Dataset extract:
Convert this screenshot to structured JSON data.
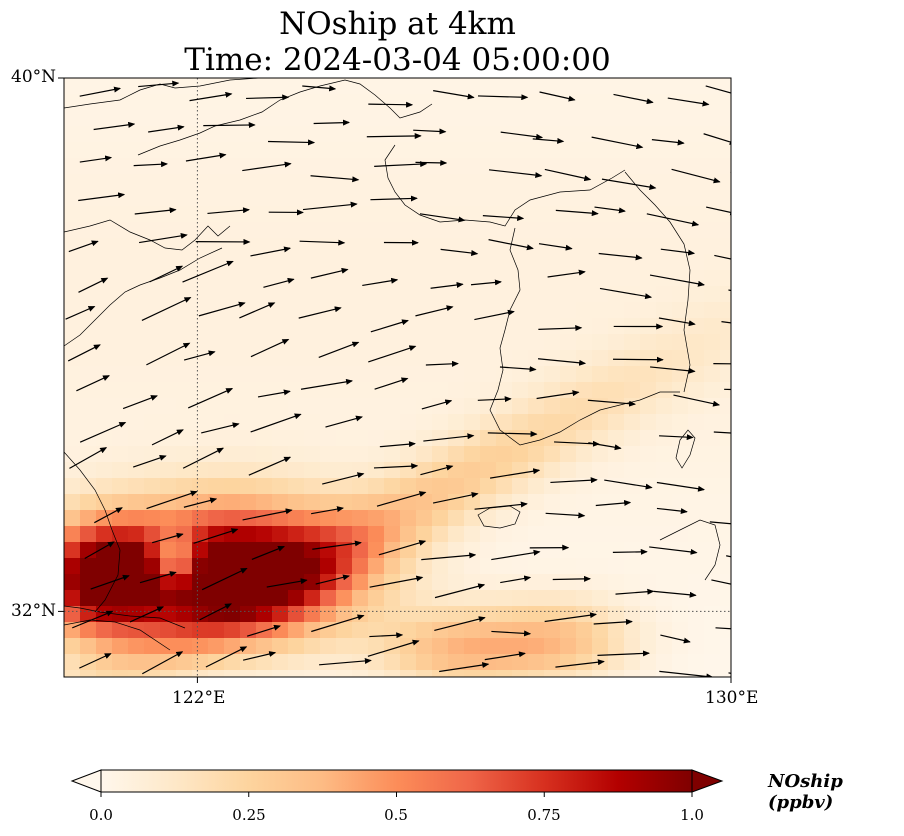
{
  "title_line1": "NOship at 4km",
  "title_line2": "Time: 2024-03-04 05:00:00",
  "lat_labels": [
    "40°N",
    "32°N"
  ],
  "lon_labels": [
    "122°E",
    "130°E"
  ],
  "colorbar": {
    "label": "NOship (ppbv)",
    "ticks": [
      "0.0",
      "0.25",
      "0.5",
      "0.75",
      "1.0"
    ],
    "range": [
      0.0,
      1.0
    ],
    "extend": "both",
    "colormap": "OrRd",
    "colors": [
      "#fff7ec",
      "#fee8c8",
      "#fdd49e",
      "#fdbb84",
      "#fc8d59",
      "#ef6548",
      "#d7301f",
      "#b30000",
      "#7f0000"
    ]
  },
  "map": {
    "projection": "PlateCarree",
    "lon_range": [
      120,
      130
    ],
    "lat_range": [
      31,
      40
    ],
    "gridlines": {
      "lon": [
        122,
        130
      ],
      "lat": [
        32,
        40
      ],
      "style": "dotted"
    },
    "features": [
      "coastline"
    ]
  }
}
* * *
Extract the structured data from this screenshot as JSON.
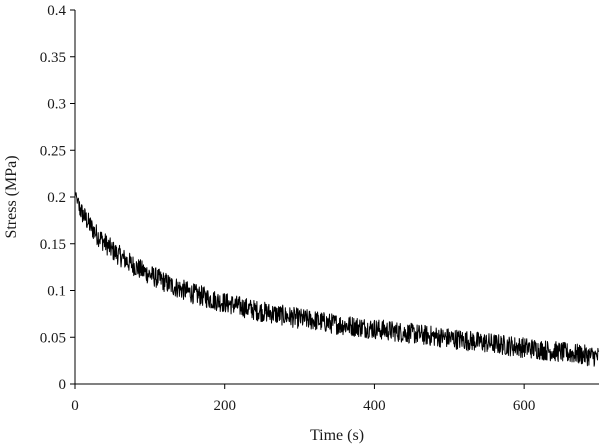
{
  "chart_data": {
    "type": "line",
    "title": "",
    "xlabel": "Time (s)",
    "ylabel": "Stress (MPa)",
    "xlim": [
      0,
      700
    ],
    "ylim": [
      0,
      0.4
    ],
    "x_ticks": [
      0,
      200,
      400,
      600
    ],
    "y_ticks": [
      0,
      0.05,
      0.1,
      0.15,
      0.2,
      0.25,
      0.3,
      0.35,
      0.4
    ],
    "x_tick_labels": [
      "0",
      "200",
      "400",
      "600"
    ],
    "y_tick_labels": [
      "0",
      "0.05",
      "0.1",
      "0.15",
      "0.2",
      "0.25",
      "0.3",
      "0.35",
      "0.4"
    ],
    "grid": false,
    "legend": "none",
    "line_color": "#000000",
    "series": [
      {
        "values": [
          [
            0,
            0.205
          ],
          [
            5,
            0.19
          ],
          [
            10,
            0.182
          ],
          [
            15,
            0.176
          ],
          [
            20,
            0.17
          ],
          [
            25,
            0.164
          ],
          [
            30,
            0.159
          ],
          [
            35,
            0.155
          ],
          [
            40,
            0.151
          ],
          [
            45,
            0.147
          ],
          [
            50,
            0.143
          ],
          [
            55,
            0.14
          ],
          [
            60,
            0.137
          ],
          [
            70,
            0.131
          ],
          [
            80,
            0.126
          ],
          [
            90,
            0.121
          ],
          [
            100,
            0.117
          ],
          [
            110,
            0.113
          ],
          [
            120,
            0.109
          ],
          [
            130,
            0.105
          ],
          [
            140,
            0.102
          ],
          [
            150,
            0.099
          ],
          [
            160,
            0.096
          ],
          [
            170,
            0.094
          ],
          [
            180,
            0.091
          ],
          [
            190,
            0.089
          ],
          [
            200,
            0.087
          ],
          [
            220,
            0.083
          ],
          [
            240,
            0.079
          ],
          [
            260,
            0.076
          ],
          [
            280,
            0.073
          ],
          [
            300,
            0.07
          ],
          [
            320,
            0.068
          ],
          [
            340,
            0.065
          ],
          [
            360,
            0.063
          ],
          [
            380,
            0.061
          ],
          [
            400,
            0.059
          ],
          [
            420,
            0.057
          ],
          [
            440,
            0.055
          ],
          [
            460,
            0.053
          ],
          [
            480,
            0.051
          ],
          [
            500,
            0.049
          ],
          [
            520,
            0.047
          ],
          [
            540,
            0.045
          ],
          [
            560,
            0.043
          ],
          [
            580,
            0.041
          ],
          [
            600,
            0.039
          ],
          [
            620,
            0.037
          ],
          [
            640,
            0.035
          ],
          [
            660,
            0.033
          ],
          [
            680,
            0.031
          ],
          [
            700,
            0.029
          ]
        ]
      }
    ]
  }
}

Set problem: Within the listing above, copy each line that has the string "screenshot".

Full solution:
Convert this screenshot to structured JSON data.
Extract the structured data from this screenshot as JSON.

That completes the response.